### Exercise brief
Each entry that follows is to be retyped exactly. Pictures do not belong in the copy.
>>
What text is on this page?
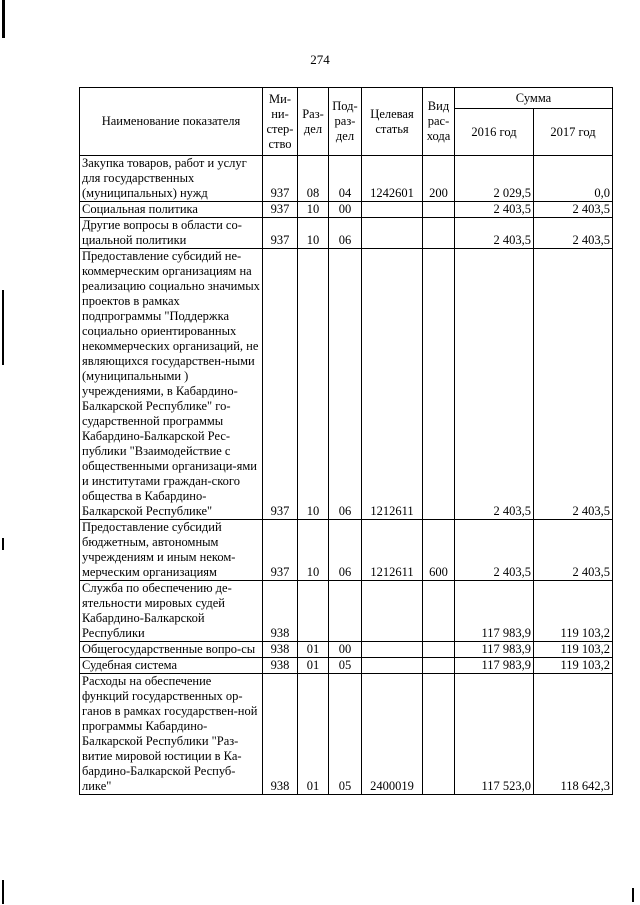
274
Наименование показателя	Ми-ни-стер-ство	Раз-дел	Под-раз-дел	Целевая статья	Вид рас-хода	Сумма	
						2016 год	2017 год
Закупка товаров, работ и услуг для государственных (муниципальных) нужд	937	08	04	1242601	200	2 029,5	0,0
Социальная политика	937	10	00			2 403,5	2 403,5
Другие вопросы в области со-циальной политики	937	10	06			2 403,5	2 403,5
Предоставление субсидий не-коммерческим организациям на реализацию социально значимых проектов в рамках подпрограммы "Поддержка социально ориентированных некоммерческих организаций, не являющихся государствен-ными (муниципальными ) учреждениями, в Кабардино-Балкарской Республике" го-сударственной программы Кабардино-Балкарской Рес-публики "Взаимодействие с общественными организаци-ями и институтами граждан-ского общества в Кабардино-Балкарской Республике"	937	10	06	1212611		2 403,5	2 403,5
Предоставление субсидий бюджетным, автономным учреждениям и иным неком-мерческим организациям	937	10	06	1212611	600	2 403,5	2 403,5
Служба по обеспечению де-ятельности мировых судей Кабардино-Балкарской Республики	938					117 983,9	119 103,2
Общегосударственные вопро-сы	938	01	00			117 983,9	119 103,2
Судебная система	938	01	05			117 983,9	119 103,2
Расходы на обеспечение функций государственных ор-ганов в рамках государствен-ной программы Кабардино-Балкарской Республики "Раз-витие мировой юстиции в Ка-бардино-Балкарской Респуб-лике"	938	01	05	2400019		117 523,0	118 642,3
<<
### Response to the task
What text is on this page?
274
Наименование показателя	Ми-ни-стер-ство	Раз-дел	Под-раз-дел	Целевая статья	Вид рас-хода	Сумма	
						2016 год	2017 год
Закупка товаров, работ и услуг для государственных (муниципальных) нужд	937	08	04	1242601	200	2 029,5	0,0
Социальная политика	937	10	00			2 403,5	2 403,5
Другие вопросы в области со-циальной политики	937	10	06			2 403,5	2 403,5
Предоставление субсидий не-коммерческим организациям на реализацию социально значимых проектов в рамках подпрограммы "Поддержка социально ориентированных некоммерческих организаций, не являющихся государствен-ными (муниципальными ) учреждениями, в Кабардино-Балкарской Республике" го-сударственной программы Кабардино-Балкарской Рес-публики "Взаимодействие с общественными организаци-ями и институтами граждан-ского общества в Кабардино-Балкарской Республике"	937	10	06	1212611		2 403,5	2 403,5
Предоставление субсидий бюджетным, автономным учреждениям и иным неком-мерческим организациям	937	10	06	1212611	600	2 403,5	2 403,5
Служба по обеспечению де-ятельности мировых судей Кабардино-Балкарской Республики	938					117 983,9	119 103,2
Общегосударственные вопро-сы	938	01	00			117 983,9	119 103,2
Судебная система	938	01	05			117 983,9	119 103,2
Расходы на обеспечение функций государственных ор-ганов в рамках государствен-ной программы Кабардино-Балкарской Республики "Раз-витие мировой юстиции в Ка-бардино-Балкарской Респуб-лике"	938	01	05	2400019		117 523,0	118 642,3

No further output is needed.